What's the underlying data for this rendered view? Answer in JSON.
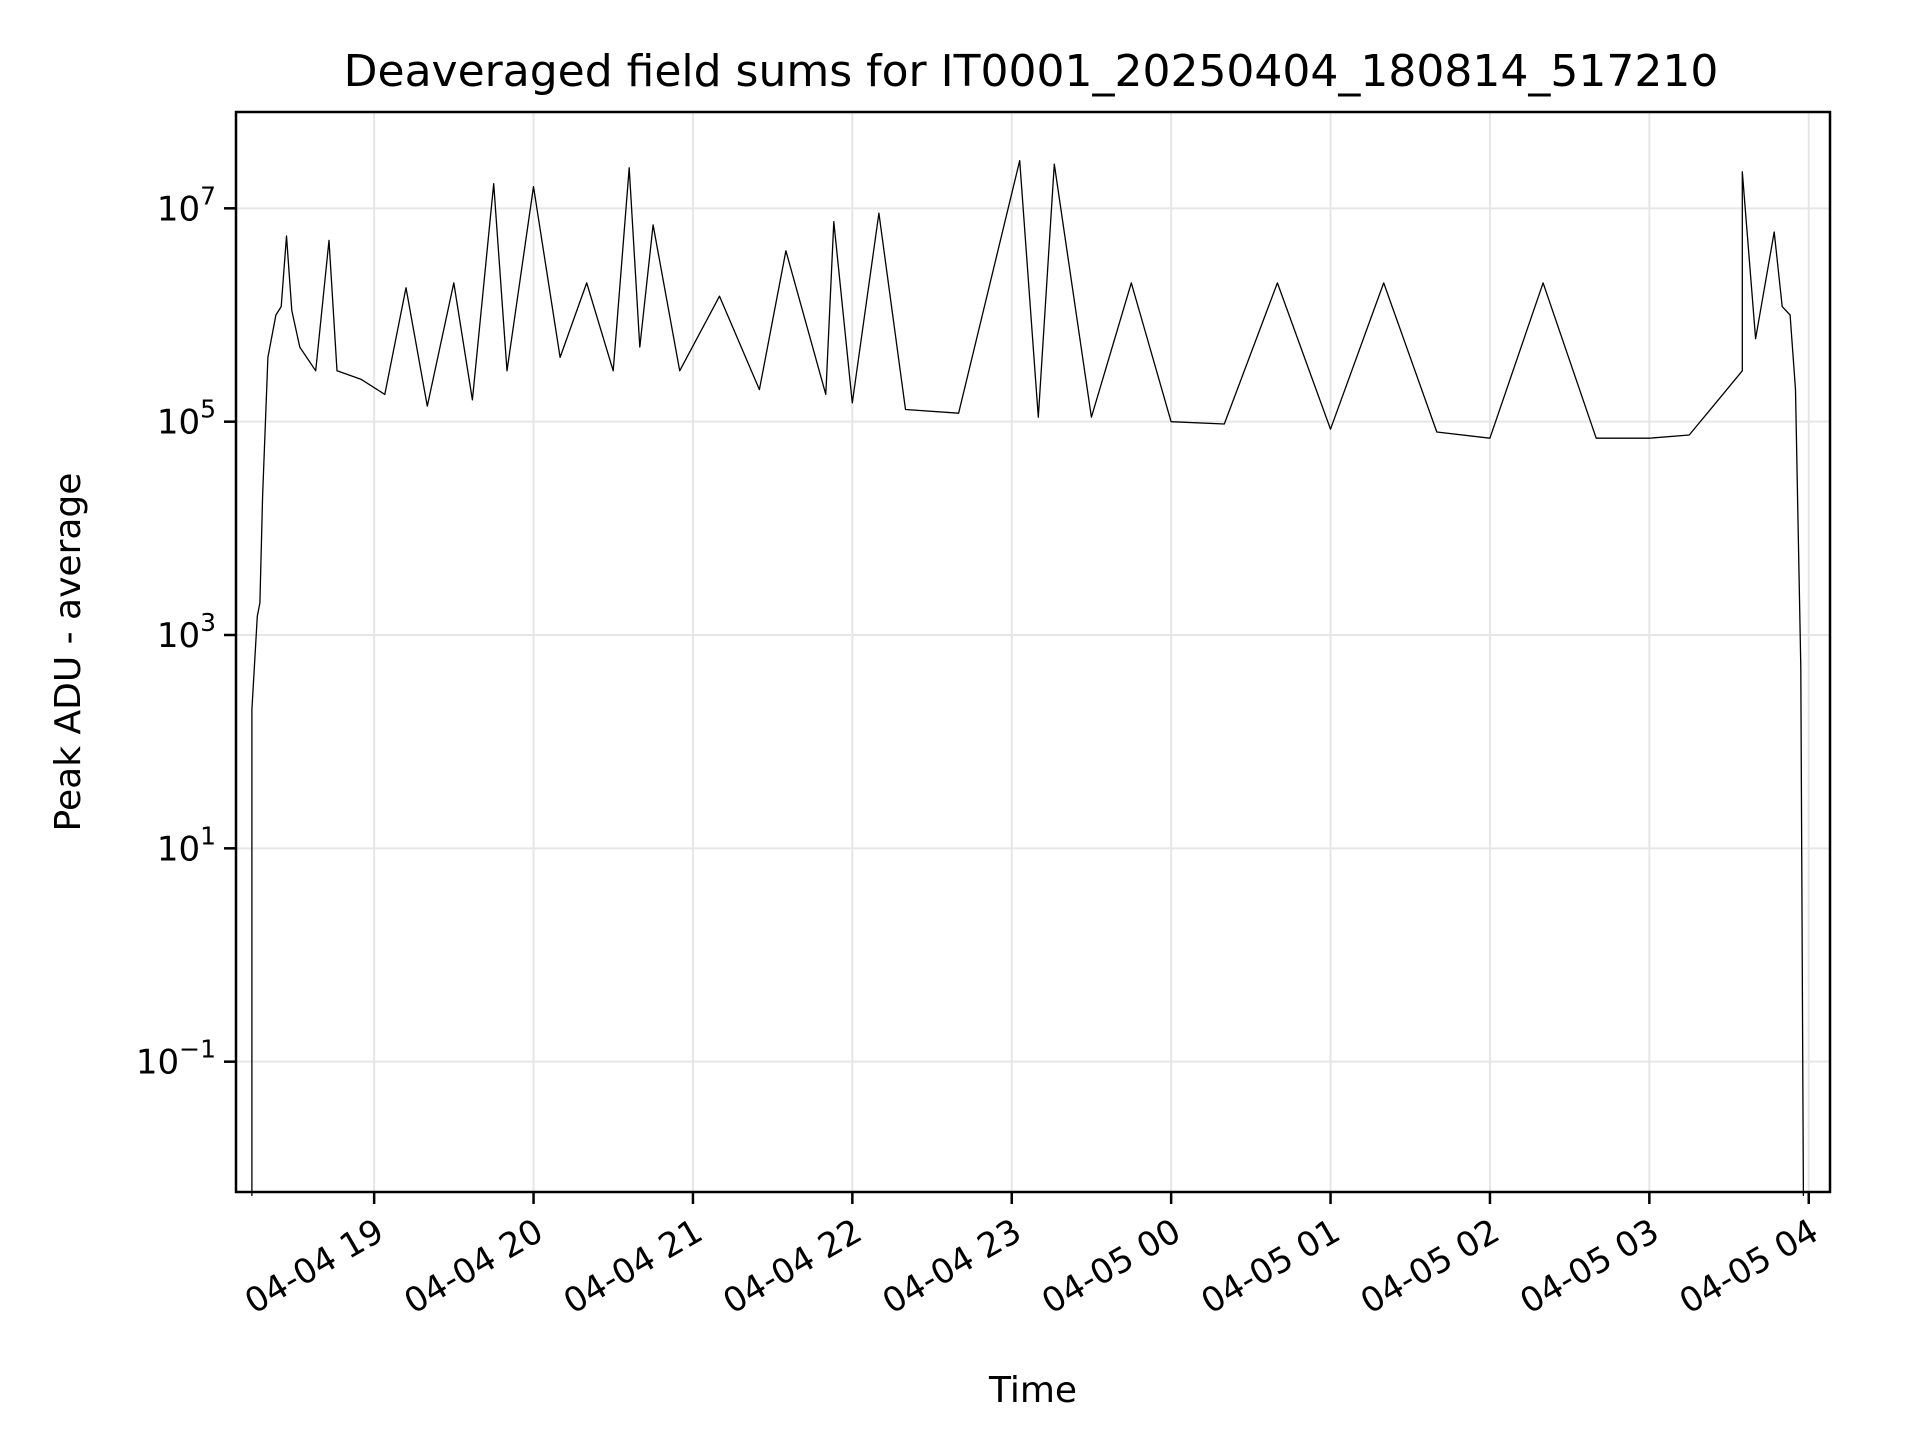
{
  "chart_data": {
    "type": "line",
    "title": "Deaveraged field sums for IT0001_20250404_180814_517210",
    "xlabel": "Time",
    "ylabel": "Peak ADU - average",
    "yscale": "log",
    "grid": true,
    "xlim": [
      "2025-04-04 18:08",
      "2025-04-05 04:08"
    ],
    "ylim": [
      0.006,
      80000000
    ],
    "x_ticks": [
      "04-04 19",
      "04-04 20",
      "04-04 21",
      "04-04 22",
      "04-04 23",
      "04-05 00",
      "04-05 01",
      "04-05 02",
      "04-05 03",
      "04-05 04"
    ],
    "x_tick_times": [
      "2025-04-04 19:00",
      "2025-04-04 20:00",
      "2025-04-04 21:00",
      "2025-04-04 22:00",
      "2025-04-04 23:00",
      "2025-04-05 00:00",
      "2025-04-05 01:00",
      "2025-04-05 02:00",
      "2025-04-05 03:00",
      "2025-04-05 04:00"
    ],
    "y_ticks": [
      {
        "base": "10",
        "exp": "−1",
        "value": 0.1
      },
      {
        "base": "10",
        "exp": "1",
        "value": 10
      },
      {
        "base": "10",
        "exp": "3",
        "value": 1000
      },
      {
        "base": "10",
        "exp": "5",
        "value": 100000
      },
      {
        "base": "10",
        "exp": "7",
        "value": 10000000
      }
    ],
    "series": [
      {
        "color": "#000000",
        "points": [
          [
            "2025-04-04 18:14",
            0.005
          ],
          [
            "2025-04-04 18:14",
            200
          ],
          [
            "2025-04-04 18:16",
            1500
          ],
          [
            "2025-04-04 18:17",
            2000
          ],
          [
            "2025-04-04 18:18",
            20000
          ],
          [
            "2025-04-04 18:20",
            400000
          ],
          [
            "2025-04-04 18:23",
            1000000
          ],
          [
            "2025-04-04 18:25",
            1200000
          ],
          [
            "2025-04-04 18:27",
            5500000
          ],
          [
            "2025-04-04 18:29",
            1100000
          ],
          [
            "2025-04-04 18:32",
            500000
          ],
          [
            "2025-04-04 18:38",
            300000
          ],
          [
            "2025-04-04 18:43",
            5000000
          ],
          [
            "2025-04-04 18:46",
            300000
          ],
          [
            "2025-04-04 18:55",
            250000
          ],
          [
            "2025-04-04 19:04",
            180000
          ],
          [
            "2025-04-04 19:12",
            1800000
          ],
          [
            "2025-04-04 19:20",
            140000
          ],
          [
            "2025-04-04 19:30",
            2000000
          ],
          [
            "2025-04-04 19:37",
            160000
          ],
          [
            "2025-04-04 19:45",
            17000000
          ],
          [
            "2025-04-04 19:50",
            300000
          ],
          [
            "2025-04-04 20:00",
            16000000
          ],
          [
            "2025-04-04 20:10",
            400000
          ],
          [
            "2025-04-04 20:20",
            2000000
          ],
          [
            "2025-04-04 20:30",
            300000
          ],
          [
            "2025-04-04 20:36",
            24000000
          ],
          [
            "2025-04-04 20:40",
            500000
          ],
          [
            "2025-04-04 20:45",
            7000000
          ],
          [
            "2025-04-04 20:55",
            300000
          ],
          [
            "2025-04-04 21:10",
            1500000
          ],
          [
            "2025-04-04 21:25",
            200000
          ],
          [
            "2025-04-04 21:35",
            4000000
          ],
          [
            "2025-04-04 21:50",
            180000
          ],
          [
            "2025-04-04 21:53",
            7500000
          ],
          [
            "2025-04-04 22:00",
            150000
          ],
          [
            "2025-04-04 22:10",
            9000000
          ],
          [
            "2025-04-04 22:20",
            130000
          ],
          [
            "2025-04-04 22:40",
            120000
          ],
          [
            "2025-04-04 23:03",
            28000000
          ],
          [
            "2025-04-04 23:10",
            110000
          ],
          [
            "2025-04-04 23:16",
            26000000
          ],
          [
            "2025-04-04 23:30",
            110000
          ],
          [
            "2025-04-04 23:45",
            2000000
          ],
          [
            "2025-04-05 00:00",
            100000
          ],
          [
            "2025-04-05 00:20",
            95000
          ],
          [
            "2025-04-05 00:40",
            2000000
          ],
          [
            "2025-04-05 01:00",
            85000
          ],
          [
            "2025-04-05 01:20",
            2000000
          ],
          [
            "2025-04-05 01:40",
            80000
          ],
          [
            "2025-04-05 02:00",
            70000
          ],
          [
            "2025-04-05 02:20",
            2000000
          ],
          [
            "2025-04-05 02:40",
            70000
          ],
          [
            "2025-04-05 03:00",
            70000
          ],
          [
            "2025-04-05 03:15",
            75000
          ],
          [
            "2025-04-05 03:25",
            150000
          ],
          [
            "2025-04-05 03:35",
            300000
          ],
          [
            "2025-04-05 03:35",
            22000000
          ],
          [
            "2025-04-05 03:40",
            600000
          ],
          [
            "2025-04-05 03:47",
            6000000
          ],
          [
            "2025-04-05 03:50",
            1200000
          ],
          [
            "2025-04-05 03:53",
            1000000
          ],
          [
            "2025-04-05 03:55",
            200000
          ],
          [
            "2025-04-05 03:57",
            500
          ],
          [
            "2025-04-05 03:58",
            0.005
          ]
        ]
      }
    ]
  }
}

————————

Find each line in the records holding the string "value" and show it.

RESULT OF THIS TASK:
        "value": 0.1
        "value": 10
        "value": 1000
        "value": 100000
        "value": 10000000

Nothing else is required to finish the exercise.